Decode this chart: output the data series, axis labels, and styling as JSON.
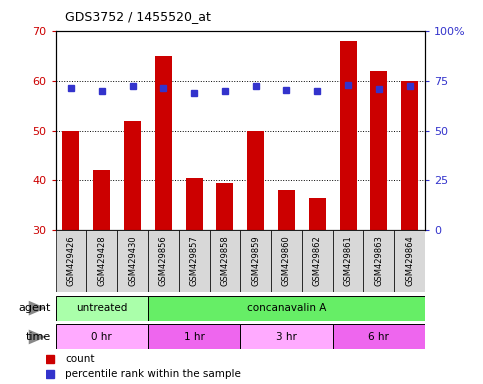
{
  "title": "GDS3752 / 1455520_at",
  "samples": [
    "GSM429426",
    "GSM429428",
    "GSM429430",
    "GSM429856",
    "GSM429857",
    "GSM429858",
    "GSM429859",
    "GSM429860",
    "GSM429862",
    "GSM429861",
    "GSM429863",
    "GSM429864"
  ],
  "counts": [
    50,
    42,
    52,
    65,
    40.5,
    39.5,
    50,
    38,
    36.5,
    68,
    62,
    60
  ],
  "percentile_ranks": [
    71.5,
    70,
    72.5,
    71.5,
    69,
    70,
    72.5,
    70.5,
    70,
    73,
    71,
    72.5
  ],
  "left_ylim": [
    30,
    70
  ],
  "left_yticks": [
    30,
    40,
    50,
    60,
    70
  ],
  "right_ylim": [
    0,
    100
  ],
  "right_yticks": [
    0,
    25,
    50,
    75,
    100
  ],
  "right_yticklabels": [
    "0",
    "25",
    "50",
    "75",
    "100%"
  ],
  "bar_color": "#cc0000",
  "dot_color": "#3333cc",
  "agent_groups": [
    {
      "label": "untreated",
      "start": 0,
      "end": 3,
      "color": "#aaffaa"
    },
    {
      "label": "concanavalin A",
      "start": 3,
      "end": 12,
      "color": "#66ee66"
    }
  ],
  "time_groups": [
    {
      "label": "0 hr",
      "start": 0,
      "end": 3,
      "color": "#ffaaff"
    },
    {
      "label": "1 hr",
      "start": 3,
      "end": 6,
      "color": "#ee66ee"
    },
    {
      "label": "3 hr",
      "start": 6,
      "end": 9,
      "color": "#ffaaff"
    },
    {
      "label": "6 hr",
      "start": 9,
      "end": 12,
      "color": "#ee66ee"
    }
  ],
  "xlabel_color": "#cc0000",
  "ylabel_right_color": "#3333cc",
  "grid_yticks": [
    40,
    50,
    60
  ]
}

────────────────────────────────────────

Images should not appear in the copy; retype the listing above exactly.

### [FULL ANSWER]
Decode this chart: output the data series, axis labels, and styling as JSON.
{
  "title": "GDS3752 / 1455520_at",
  "samples": [
    "GSM429426",
    "GSM429428",
    "GSM429430",
    "GSM429856",
    "GSM429857",
    "GSM429858",
    "GSM429859",
    "GSM429860",
    "GSM429862",
    "GSM429861",
    "GSM429863",
    "GSM429864"
  ],
  "counts": [
    50,
    42,
    52,
    65,
    40.5,
    39.5,
    50,
    38,
    36.5,
    68,
    62,
    60
  ],
  "percentile_ranks": [
    71.5,
    70,
    72.5,
    71.5,
    69,
    70,
    72.5,
    70.5,
    70,
    73,
    71,
    72.5
  ],
  "left_ylim": [
    30,
    70
  ],
  "left_yticks": [
    30,
    40,
    50,
    60,
    70
  ],
  "right_ylim": [
    0,
    100
  ],
  "right_yticks": [
    0,
    25,
    50,
    75,
    100
  ],
  "right_yticklabels": [
    "0",
    "25",
    "50",
    "75",
    "100%"
  ],
  "bar_color": "#cc0000",
  "dot_color": "#3333cc",
  "agent_groups": [
    {
      "label": "untreated",
      "start": 0,
      "end": 3,
      "color": "#aaffaa"
    },
    {
      "label": "concanavalin A",
      "start": 3,
      "end": 12,
      "color": "#66ee66"
    }
  ],
  "time_groups": [
    {
      "label": "0 hr",
      "start": 0,
      "end": 3,
      "color": "#ffaaff"
    },
    {
      "label": "1 hr",
      "start": 3,
      "end": 6,
      "color": "#ee66ee"
    },
    {
      "label": "3 hr",
      "start": 6,
      "end": 9,
      "color": "#ffaaff"
    },
    {
      "label": "6 hr",
      "start": 9,
      "end": 12,
      "color": "#ee66ee"
    }
  ],
  "xlabel_color": "#cc0000",
  "ylabel_right_color": "#3333cc",
  "grid_yticks": [
    40,
    50,
    60
  ]
}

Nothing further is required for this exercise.